### Set task
Each line that includes "suurempi" counts once; give the total and nothing besides.

== Entries ==

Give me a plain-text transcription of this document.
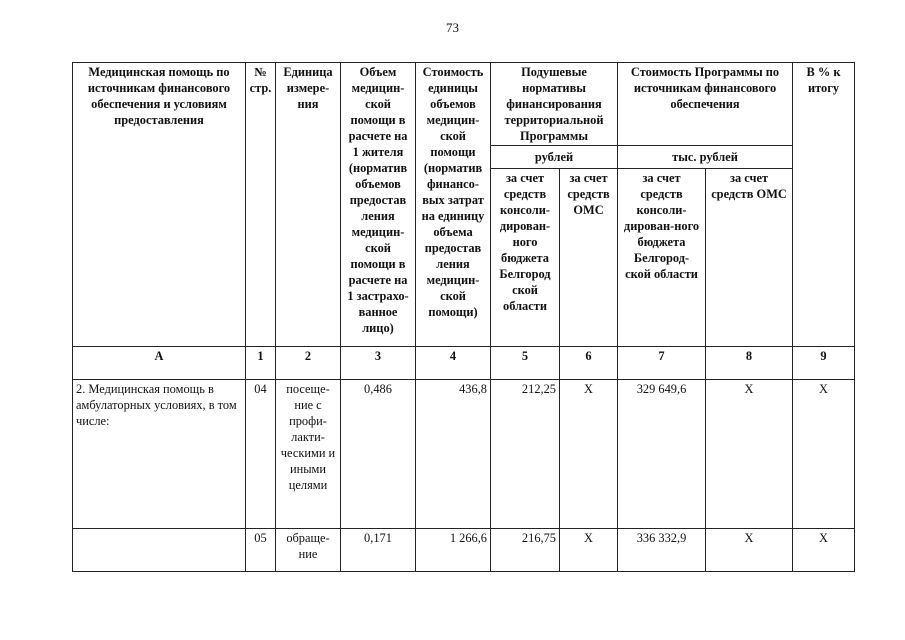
73
Медицинская помощь по источникам финансового обеспечения и условиям предоставления	№ стр.	Единица измере-ния	Объем медицин-ской помощи в расчете на 1 жителя (норматив объемов предостав ления медицин-ской помощи в расчете на 1 застрахо-ванное лицо)	Стоимость единицы объемов медицин-ской помощи (норматив финансо-вых затрат на единицу объема предостав ления медицин-ской помощи)	Подушевые нормативы финансирования территориальной Программы		Стоимость Программы по источникам финансового обеспечения		В % к итогу
					рублей		тыс. рублей		
					за счет средств консоли-дирован-ного бюджета Белгород ской области	за счет средств ОМС	за счет средств консоли-дирован-ного бюджета Белгород-ской области	за счет средств ОМС	
А	1	2	3	4	5	6	7	8	9
2. Медицинская помощь в амбулаторных условиях, в том числе:	04	посеще-ние с профи-лакти-ческими и иными целями	0,486	436,8	212,25	Х	329 649,6	Х	Х
	05	обраще-ние	0,171	1 266,6	216,75	Х	336 332,9	Х	Х
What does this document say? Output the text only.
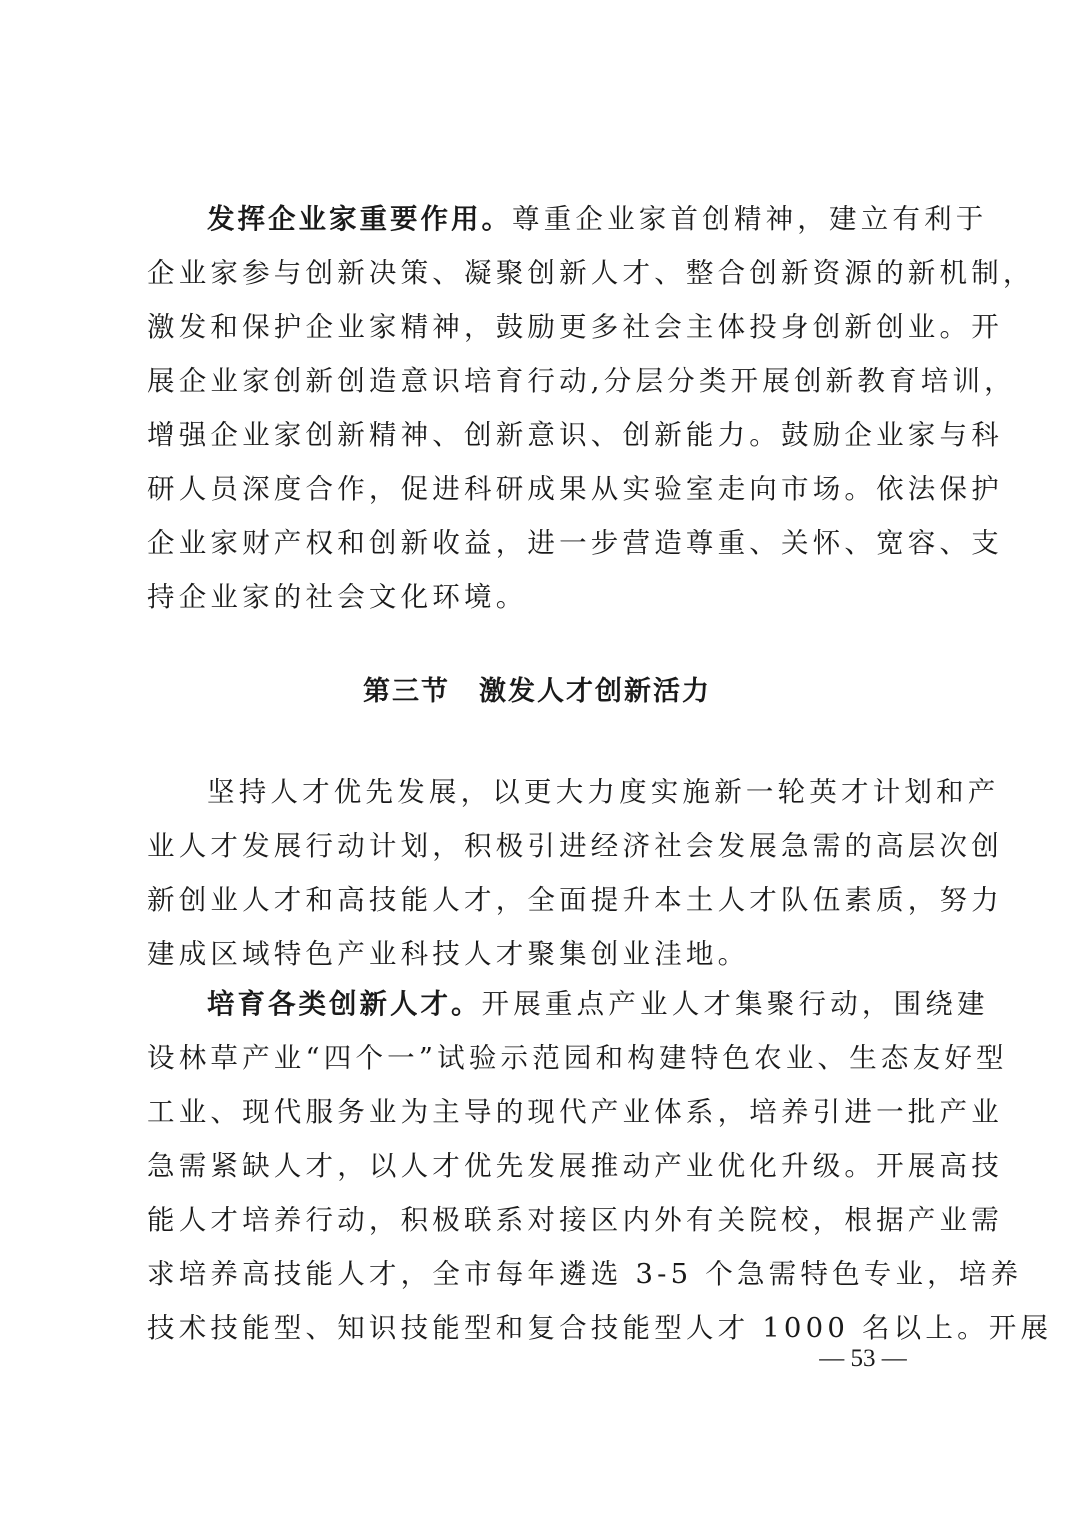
发挥企业家重要作用。尊重企业家首创精神，建立有利于
企业家参与创新决策、凝聚创新人才、整合创新资源的新机制，
激发和保护企业家精神，鼓励更多社会主体投身创新创业。开
展企业家创新创造意识培育行动,分层分类开展创新教育培训，
增强企业家创新精神、创新意识、创新能力。鼓励企业家与科
研人员深度合作，促进科研成果从实验室走向市场。依法保护
企业家财产权和创新收益，进一步营造尊重、关怀、宽容、支
持企业家的社会文化环境。
第三节　激发人才创新活力
坚持人才优先发展，以更大力度实施新一轮英才计划和产
业人才发展行动计划，积极引进经济社会发展急需的高层次创
新创业人才和高技能人才，全面提升本土人才队伍素质，努力
建成区域特色产业科技人才聚集创业洼地。
培育各类创新人才。开展重点产业人才集聚行动，围绕建
设林草产业“四个一”试验示范园和构建特色农业、生态友好型
工业、现代服务业为主导的现代产业体系，培养引进一批产业
急需紧缺人才，以人才优先发展推动产业优化升级。开展高技
能人才培养行动，积极联系对接区内外有关院校，根据产业需
求培养高技能人才，全市每年遴选 3-5 个急需特色专业，培养
技术技能型、知识技能型和复合技能型人才 1000 名以上。开展
— 53 —
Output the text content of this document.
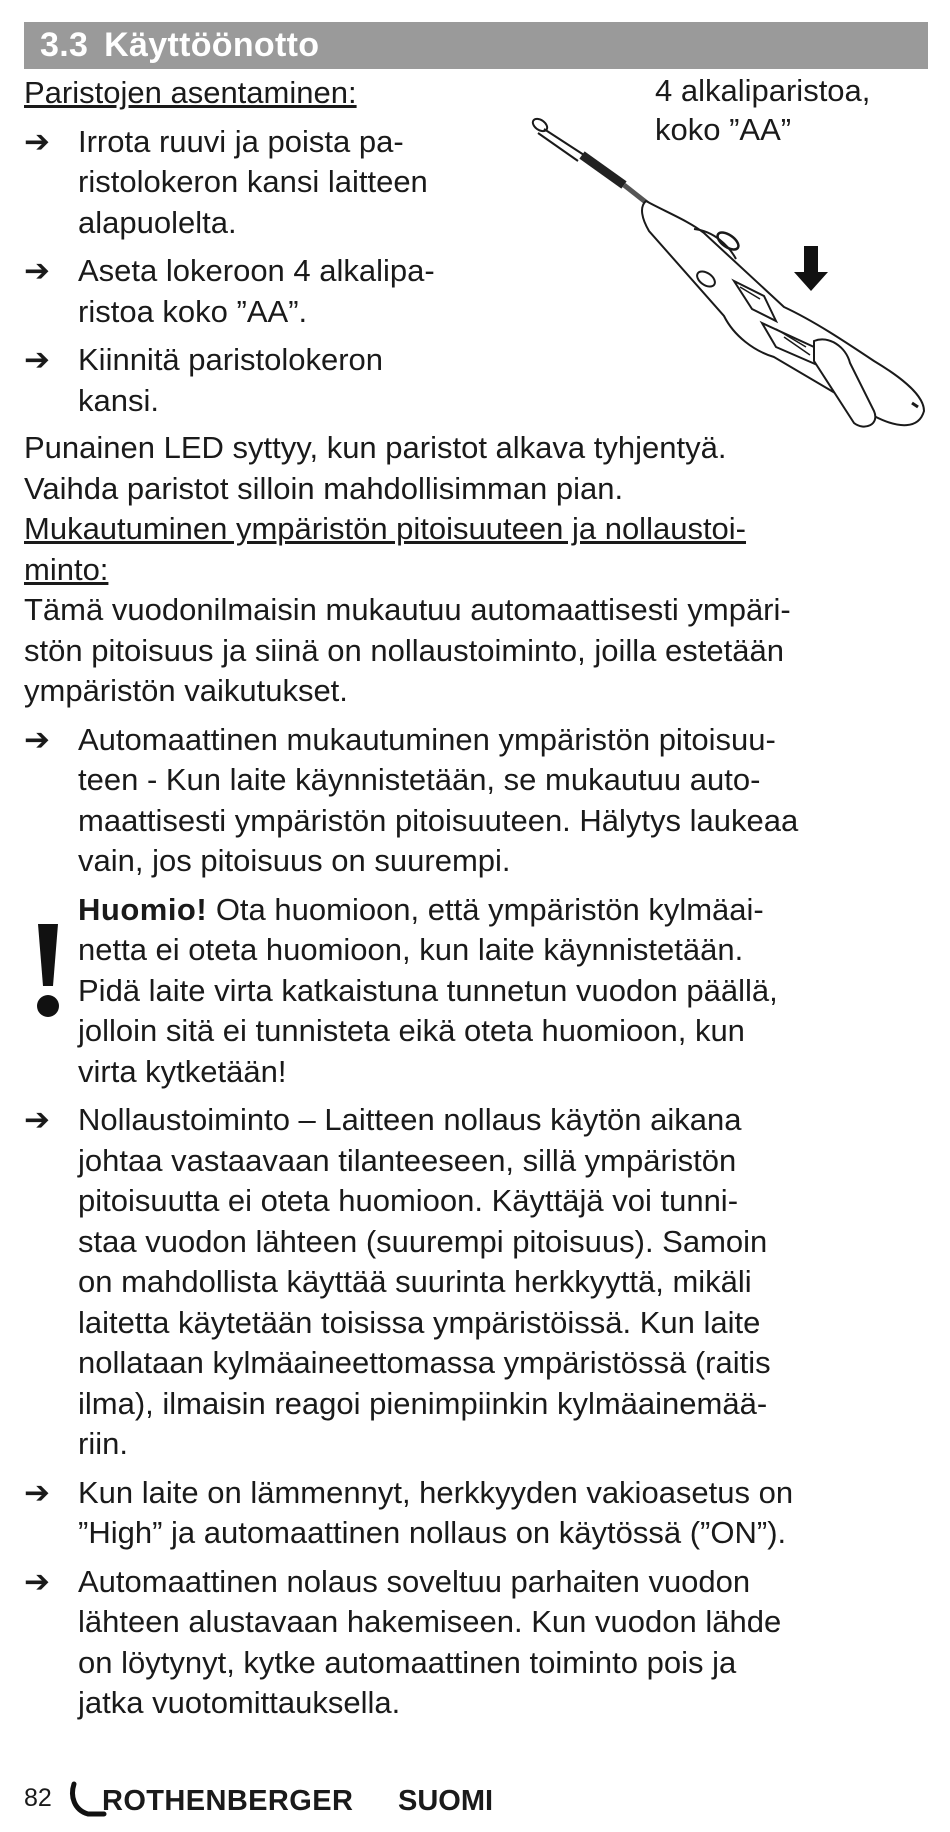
3.3 Käyttöönotto

Paristojen asentaminen:

➔ Irrota ruuvi ja poista pa-
ristolokeron kansi laitteen
alapuolelta.
➔ Aseta lokeroon 4 alkalipa-
ristoa koko ”AA”.
➔ Kiinnitä paristolokeron
kansi.
4 alkaliparistoa,
koko ”AA”

Punainen LED syttyy, kun paristot alkava tyhjentyä.

Vaihda paristot silloin mahdollisimman pian.

Mukautuminen ympäristön pitoisuuteen ja nollaustoi-

minto:

Tämä vuodonilmaisin mukautuu automaattisesti ympäri-

stön pitoisuus ja siinä on nollaustoiminto, joilla estetään

ympäristön vaikutukset.

➔ Automaattinen mukautuminen ympäristön pitoisuu-
teen - Kun laite käynnistetään, se mukautuu auto-
maattisesti ympäristön pitoisuuteen. Hälytys laukeaa
vain, jos pitoisuus on suurempi.
Huomio! Ota huomioon, että ympäristön kylmäai-
netta ei oteta huomioon, kun laite käynnistetään.
Pidä laite virta katkaistuna tunnetun vuodon päällä,
jolloin sitä ei tunnisteta eikä oteta huomioon, kun
virta kytketään!
➔ Nollaustoiminto – Laitteen nollaus käytön aikana
johtaa vastaavaan tilanteeseen, sillä ympäristön
pitoisuutta ei oteta huomioon. Käyttäjä voi tunni-
staa vuodon lähteen (suurempi pitoisuus). Samoin
on mahdollista käyttää suurinta herkkyyttä, mikäli
laitetta käytetään toisissa ympäristöissä. Kun laite
nollataan kylmäaineettomassa ympäristössä (raitis
ilma), ilmaisin reagoi pienimpiinkin kylmäainemää-
riin.
➔ Kun laite on lämmennyt, herkkyyden vakioasetus on
”High” ja automaattinen nollaus on käytössä (”ON”).
➔ Automaattinen nolaus soveltuu parhaiten vuodon
lähteen alustavaan hakemiseen. Kun vuodon lähde
on löytynyt, kytke automaattinen toiminto pois ja
jatka vuotomittauksella.
82 ROTHENBERGER SUOMI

===

### Expected answer
2